Pick out the lines in the listing below that contain the word "target" and copy them.
** begin Available records **
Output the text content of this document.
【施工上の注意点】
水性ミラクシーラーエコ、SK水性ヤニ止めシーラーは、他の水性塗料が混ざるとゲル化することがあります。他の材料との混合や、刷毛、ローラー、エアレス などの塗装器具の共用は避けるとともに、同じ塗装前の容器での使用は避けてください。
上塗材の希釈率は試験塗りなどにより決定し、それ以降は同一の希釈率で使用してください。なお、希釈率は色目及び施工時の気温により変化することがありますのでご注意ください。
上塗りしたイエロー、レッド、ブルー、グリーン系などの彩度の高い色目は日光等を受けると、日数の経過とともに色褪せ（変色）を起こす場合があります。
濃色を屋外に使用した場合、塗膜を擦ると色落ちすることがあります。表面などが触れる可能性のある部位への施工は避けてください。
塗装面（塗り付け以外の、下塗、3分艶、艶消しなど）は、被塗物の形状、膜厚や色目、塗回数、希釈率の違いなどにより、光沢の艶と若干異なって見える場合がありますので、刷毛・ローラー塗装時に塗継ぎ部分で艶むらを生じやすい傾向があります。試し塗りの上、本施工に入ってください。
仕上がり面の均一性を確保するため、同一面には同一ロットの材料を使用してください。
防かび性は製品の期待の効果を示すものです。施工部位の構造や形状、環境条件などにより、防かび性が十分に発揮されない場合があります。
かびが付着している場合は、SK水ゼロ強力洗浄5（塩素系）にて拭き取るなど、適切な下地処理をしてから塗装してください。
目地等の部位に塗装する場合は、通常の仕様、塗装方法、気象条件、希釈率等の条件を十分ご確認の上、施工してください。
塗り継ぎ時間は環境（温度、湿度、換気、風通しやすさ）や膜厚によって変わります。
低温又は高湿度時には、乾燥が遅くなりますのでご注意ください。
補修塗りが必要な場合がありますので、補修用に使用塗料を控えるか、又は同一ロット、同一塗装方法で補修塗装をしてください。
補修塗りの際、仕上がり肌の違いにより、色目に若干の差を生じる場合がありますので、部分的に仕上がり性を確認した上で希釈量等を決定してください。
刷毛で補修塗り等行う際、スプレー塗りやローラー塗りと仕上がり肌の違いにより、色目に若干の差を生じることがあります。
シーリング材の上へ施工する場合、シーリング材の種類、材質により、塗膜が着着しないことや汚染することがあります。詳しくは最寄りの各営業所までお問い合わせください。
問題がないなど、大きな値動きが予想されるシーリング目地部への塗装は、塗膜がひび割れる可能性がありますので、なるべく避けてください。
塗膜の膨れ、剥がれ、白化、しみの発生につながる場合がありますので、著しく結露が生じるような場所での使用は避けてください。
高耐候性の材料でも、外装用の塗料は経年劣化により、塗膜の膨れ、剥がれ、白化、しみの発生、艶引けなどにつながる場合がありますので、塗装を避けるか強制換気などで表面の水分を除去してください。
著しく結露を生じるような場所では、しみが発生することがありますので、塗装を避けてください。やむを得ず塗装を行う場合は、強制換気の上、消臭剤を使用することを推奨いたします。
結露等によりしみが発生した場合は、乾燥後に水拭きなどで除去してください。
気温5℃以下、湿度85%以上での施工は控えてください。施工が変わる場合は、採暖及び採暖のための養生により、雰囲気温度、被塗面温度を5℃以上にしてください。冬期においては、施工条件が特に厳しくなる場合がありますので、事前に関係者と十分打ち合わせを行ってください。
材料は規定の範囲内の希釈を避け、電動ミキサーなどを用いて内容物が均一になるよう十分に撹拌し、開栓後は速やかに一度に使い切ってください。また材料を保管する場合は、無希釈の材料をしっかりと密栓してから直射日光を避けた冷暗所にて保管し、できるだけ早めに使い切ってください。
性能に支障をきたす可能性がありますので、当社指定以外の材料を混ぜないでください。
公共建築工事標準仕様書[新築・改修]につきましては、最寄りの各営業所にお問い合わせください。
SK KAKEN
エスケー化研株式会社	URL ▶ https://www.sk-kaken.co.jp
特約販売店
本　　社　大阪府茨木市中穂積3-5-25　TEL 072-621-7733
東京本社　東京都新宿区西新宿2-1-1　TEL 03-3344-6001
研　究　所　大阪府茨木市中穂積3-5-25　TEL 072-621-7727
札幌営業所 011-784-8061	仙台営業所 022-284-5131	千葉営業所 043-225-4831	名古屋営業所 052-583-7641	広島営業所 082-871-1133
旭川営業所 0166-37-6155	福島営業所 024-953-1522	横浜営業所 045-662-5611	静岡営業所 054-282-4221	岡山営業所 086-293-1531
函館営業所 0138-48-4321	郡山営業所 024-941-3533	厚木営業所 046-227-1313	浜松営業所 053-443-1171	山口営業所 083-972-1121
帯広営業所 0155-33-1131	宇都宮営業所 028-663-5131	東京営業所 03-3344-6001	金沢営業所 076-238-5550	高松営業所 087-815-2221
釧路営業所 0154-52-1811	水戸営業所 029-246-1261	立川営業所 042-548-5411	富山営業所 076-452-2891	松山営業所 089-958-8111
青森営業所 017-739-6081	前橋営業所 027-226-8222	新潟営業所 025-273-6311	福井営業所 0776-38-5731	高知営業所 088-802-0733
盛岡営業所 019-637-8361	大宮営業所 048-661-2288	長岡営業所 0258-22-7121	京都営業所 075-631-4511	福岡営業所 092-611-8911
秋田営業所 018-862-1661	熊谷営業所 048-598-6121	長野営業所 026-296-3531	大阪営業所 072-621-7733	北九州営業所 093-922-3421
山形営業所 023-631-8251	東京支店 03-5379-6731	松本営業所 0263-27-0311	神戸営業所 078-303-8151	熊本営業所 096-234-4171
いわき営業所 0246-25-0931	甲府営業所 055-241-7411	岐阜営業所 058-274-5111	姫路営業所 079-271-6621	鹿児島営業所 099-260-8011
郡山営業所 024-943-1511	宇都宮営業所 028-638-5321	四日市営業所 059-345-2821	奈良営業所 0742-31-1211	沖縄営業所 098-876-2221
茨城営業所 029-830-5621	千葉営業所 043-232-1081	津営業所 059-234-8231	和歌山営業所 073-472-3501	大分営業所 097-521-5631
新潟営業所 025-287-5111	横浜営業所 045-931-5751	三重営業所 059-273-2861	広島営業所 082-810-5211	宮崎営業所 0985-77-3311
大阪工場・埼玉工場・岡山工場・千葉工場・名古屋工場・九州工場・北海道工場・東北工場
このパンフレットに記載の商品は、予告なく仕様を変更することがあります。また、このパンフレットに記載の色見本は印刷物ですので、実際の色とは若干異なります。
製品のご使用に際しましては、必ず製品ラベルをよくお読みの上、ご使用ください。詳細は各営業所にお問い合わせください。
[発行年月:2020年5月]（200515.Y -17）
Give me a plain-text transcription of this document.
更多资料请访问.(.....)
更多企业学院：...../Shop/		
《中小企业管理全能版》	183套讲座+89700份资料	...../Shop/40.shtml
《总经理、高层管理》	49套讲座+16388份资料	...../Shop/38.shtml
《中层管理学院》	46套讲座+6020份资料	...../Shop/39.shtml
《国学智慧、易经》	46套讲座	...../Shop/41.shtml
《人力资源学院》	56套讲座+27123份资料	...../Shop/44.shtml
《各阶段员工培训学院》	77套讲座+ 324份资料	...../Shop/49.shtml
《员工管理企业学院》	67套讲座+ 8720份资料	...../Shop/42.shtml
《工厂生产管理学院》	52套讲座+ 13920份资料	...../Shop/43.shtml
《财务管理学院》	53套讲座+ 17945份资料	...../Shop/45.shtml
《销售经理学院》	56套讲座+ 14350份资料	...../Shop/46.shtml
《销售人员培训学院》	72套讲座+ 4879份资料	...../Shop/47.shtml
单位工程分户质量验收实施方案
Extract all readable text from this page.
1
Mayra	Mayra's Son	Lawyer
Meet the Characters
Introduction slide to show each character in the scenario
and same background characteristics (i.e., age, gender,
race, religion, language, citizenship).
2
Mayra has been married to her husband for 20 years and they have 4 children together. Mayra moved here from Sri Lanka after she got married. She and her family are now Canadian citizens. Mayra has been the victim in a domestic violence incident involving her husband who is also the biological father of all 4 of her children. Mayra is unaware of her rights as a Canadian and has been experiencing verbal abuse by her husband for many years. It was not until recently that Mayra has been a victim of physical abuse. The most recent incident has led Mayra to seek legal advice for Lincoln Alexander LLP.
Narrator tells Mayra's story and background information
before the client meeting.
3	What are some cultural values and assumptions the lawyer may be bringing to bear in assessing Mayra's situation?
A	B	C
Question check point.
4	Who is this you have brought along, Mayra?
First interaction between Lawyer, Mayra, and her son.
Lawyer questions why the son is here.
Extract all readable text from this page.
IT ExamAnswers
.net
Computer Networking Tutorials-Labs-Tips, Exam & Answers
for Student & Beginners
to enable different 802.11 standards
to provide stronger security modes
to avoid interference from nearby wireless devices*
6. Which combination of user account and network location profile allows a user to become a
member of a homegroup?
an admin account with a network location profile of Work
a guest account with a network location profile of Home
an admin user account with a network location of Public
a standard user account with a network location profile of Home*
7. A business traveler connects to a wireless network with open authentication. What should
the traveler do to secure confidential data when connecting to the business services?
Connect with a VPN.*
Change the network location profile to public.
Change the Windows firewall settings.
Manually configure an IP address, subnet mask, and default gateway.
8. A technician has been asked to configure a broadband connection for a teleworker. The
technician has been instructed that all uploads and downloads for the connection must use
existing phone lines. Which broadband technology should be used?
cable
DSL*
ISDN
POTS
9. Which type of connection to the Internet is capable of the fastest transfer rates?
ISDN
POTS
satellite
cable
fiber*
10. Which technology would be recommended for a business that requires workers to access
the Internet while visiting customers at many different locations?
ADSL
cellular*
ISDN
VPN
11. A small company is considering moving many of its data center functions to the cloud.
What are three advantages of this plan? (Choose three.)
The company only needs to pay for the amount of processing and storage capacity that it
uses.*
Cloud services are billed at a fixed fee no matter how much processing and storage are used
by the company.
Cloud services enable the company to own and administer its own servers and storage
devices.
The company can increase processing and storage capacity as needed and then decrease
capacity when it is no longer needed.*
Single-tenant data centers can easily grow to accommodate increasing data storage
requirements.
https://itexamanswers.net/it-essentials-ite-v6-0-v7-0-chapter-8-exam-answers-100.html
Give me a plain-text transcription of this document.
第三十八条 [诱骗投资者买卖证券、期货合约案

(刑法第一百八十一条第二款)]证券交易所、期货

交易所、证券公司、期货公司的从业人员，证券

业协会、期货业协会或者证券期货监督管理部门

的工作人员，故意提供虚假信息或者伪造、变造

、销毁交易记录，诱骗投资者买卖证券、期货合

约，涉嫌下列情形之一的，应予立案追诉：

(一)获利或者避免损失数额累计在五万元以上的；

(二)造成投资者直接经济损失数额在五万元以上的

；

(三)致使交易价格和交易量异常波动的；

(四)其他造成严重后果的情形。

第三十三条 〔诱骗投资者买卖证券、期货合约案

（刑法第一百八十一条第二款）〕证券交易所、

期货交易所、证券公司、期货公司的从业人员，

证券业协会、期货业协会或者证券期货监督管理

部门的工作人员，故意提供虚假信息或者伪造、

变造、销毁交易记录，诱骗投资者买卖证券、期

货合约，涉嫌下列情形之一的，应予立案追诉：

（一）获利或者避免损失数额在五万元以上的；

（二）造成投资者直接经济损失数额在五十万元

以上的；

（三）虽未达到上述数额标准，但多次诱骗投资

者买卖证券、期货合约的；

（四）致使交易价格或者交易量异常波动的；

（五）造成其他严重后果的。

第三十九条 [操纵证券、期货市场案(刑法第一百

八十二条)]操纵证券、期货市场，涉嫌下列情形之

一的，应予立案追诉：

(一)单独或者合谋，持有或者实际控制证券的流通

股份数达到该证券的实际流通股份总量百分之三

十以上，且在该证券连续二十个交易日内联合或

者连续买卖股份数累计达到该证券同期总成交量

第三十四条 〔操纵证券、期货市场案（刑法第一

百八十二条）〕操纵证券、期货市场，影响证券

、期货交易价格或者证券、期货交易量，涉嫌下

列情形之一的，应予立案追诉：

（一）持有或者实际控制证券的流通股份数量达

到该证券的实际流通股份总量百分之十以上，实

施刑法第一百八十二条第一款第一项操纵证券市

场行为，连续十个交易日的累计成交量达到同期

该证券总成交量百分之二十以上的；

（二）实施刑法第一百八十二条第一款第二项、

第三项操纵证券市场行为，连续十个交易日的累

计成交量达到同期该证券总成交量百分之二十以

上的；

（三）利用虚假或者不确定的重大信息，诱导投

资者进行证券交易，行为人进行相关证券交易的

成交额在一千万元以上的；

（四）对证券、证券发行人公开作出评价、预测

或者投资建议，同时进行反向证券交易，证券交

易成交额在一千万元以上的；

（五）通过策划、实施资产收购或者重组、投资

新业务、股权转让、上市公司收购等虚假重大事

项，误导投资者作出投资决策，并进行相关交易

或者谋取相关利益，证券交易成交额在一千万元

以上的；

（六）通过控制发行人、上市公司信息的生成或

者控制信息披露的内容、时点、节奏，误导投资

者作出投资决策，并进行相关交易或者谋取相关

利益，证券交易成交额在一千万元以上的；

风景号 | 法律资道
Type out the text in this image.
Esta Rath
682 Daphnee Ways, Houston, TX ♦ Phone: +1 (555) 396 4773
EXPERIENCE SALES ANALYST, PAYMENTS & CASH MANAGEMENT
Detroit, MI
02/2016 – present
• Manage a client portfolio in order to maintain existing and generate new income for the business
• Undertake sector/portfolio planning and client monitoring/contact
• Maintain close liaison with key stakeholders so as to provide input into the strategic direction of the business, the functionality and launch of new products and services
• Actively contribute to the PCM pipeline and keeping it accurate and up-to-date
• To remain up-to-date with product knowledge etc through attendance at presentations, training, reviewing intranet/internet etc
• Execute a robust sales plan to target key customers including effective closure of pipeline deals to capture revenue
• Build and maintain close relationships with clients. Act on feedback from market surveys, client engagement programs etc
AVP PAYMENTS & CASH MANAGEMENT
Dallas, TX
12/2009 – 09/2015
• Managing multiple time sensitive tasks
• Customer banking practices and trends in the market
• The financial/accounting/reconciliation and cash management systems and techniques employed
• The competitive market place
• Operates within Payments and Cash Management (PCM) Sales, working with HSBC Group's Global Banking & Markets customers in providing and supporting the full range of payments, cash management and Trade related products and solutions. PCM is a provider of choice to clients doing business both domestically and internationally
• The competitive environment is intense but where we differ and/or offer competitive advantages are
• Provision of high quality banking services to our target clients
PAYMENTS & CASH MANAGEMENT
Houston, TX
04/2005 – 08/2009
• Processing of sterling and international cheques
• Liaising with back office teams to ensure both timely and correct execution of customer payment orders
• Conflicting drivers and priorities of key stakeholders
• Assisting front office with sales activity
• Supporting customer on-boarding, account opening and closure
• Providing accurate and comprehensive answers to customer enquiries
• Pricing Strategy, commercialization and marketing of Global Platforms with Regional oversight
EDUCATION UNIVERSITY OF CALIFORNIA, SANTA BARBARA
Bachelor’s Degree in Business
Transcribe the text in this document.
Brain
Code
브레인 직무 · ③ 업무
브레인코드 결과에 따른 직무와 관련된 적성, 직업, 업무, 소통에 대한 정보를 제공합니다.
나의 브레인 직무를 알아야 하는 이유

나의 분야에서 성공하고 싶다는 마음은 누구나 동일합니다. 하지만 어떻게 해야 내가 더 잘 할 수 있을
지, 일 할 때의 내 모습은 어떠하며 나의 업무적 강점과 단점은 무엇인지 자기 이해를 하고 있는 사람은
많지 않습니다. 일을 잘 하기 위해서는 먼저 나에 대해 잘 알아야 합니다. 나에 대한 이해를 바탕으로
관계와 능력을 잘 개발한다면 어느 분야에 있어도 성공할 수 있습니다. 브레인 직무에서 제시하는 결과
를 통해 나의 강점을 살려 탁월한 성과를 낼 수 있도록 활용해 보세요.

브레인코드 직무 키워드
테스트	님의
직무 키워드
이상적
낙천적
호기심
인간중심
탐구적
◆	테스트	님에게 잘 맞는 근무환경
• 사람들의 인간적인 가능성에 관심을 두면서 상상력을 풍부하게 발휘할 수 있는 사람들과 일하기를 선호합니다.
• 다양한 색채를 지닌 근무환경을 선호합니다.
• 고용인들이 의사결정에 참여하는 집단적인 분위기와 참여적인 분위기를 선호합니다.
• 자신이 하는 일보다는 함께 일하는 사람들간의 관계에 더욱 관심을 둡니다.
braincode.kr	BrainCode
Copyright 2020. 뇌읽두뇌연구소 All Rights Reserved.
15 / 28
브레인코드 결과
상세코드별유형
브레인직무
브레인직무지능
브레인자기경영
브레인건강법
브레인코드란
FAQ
** end Available records **
### Task response
• Execute a robust sales plan to target key customers including effective closure of pipeline deals to capture revenue
• Provision of high quality banking services to our target clients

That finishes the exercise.